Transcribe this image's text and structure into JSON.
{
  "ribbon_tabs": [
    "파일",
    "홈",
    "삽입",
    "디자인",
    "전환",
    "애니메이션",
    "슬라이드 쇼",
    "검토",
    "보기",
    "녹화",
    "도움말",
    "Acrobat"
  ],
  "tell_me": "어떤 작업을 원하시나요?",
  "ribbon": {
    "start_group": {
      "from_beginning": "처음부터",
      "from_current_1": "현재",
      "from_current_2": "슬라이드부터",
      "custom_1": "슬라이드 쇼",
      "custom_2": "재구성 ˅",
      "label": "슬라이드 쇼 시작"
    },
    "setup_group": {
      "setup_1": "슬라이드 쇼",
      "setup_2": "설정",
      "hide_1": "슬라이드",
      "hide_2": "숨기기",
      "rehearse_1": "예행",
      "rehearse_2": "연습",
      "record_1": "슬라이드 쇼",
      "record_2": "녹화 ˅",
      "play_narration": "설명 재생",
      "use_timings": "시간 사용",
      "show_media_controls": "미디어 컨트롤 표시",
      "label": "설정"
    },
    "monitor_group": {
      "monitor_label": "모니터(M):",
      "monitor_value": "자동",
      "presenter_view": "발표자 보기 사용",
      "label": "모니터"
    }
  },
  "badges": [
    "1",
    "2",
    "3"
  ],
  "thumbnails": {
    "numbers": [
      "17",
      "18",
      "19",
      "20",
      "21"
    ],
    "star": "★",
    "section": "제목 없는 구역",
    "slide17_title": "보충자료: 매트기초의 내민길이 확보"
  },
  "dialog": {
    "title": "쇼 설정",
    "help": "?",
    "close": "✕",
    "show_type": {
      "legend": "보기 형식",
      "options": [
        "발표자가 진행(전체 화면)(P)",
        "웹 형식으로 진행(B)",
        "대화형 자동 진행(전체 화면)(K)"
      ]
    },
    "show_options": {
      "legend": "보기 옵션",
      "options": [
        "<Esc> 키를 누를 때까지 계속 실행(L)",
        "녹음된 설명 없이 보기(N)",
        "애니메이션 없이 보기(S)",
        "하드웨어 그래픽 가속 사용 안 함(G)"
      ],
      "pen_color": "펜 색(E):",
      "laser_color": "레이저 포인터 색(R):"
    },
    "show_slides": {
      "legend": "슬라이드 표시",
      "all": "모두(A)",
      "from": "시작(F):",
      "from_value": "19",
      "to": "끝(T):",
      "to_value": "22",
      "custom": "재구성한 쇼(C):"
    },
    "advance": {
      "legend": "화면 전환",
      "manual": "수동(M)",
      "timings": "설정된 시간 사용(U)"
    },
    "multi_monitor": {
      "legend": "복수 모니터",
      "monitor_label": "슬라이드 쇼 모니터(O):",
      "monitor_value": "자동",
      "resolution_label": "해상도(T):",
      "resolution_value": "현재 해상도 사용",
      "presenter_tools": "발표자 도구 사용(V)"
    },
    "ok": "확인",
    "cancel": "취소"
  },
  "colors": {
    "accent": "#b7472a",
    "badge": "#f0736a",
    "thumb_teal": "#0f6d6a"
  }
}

◆ ◆ ◆ ◆

-- Problem statement --
Return every line of the material exactly.

-- Solution to the exercise --
Transcribe this image's text and structure into JSON.
{
  "ribbon_tabs": [
    "파일",
    "홈",
    "삽입",
    "디자인",
    "전환",
    "애니메이션",
    "슬라이드 쇼",
    "검토",
    "보기",
    "녹화",
    "도움말",
    "Acrobat"
  ],
  "tell_me": "어떤 작업을 원하시나요?",
  "ribbon": {
    "start_group": {
      "from_beginning": "처음부터",
      "from_current_1": "현재",
      "from_current_2": "슬라이드부터",
      "custom_1": "슬라이드 쇼",
      "custom_2": "재구성 ˅",
      "label": "슬라이드 쇼 시작"
    },
    "setup_group": {
      "setup_1": "슬라이드 쇼",
      "setup_2": "설정",
      "hide_1": "슬라이드",
      "hide_2": "숨기기",
      "rehearse_1": "예행",
      "rehearse_2": "연습",
      "record_1": "슬라이드 쇼",
      "record_2": "녹화 ˅",
      "play_narration": "설명 재생",
      "use_timings": "시간 사용",
      "show_media_controls": "미디어 컨트롤 표시",
      "label": "설정"
    },
    "monitor_group": {
      "monitor_label": "모니터(M):",
      "monitor_value": "자동",
      "presenter_view": "발표자 보기 사용",
      "label": "모니터"
    }
  },
  "badges": [
    "1",
    "2",
    "3"
  ],
  "thumbnails": {
    "numbers": [
      "17",
      "18",
      "19",
      "20",
      "21"
    ],
    "star": "★",
    "section": "제목 없는 구역",
    "slide17_title": "보충자료: 매트기초의 내민길이 확보"
  },
  "dialog": {
    "title": "쇼 설정",
    "help": "?",
    "close": "✕",
    "show_type": {
      "legend": "보기 형식",
      "options": [
        "발표자가 진행(전체 화면)(P)",
        "웹 형식으로 진행(B)",
        "대화형 자동 진행(전체 화면)(K)"
      ]
    },
    "show_options": {
      "legend": "보기 옵션",
      "options": [
        "<Esc> 키를 누를 때까지 계속 실행(L)",
        "녹음된 설명 없이 보기(N)",
        "애니메이션 없이 보기(S)",
        "하드웨어 그래픽 가속 사용 안 함(G)"
      ],
      "pen_color": "펜 색(E):",
      "laser_color": "레이저 포인터 색(R):"
    },
    "show_slides": {
      "legend": "슬라이드 표시",
      "all": "모두(A)",
      "from": "시작(F):",
      "from_value": "19",
      "to": "끝(T):",
      "to_value": "22",
      "custom": "재구성한 쇼(C):"
    },
    "advance": {
      "legend": "화면 전환",
      "manual": "수동(M)",
      "timings": "설정된 시간 사용(U)"
    },
    "multi_monitor": {
      "legend": "복수 모니터",
      "monitor_label": "슬라이드 쇼 모니터(O):",
      "monitor_value": "자동",
      "resolution_label": "해상도(T):",
      "resolution_value": "현재 해상도 사용",
      "presenter_tools": "발표자 도구 사용(V)"
    },
    "ok": "확인",
    "cancel": "취소"
  },
  "colors": {
    "accent": "#b7472a",
    "badge": "#f0736a",
    "thumb_teal": "#0f6d6a"
  }
}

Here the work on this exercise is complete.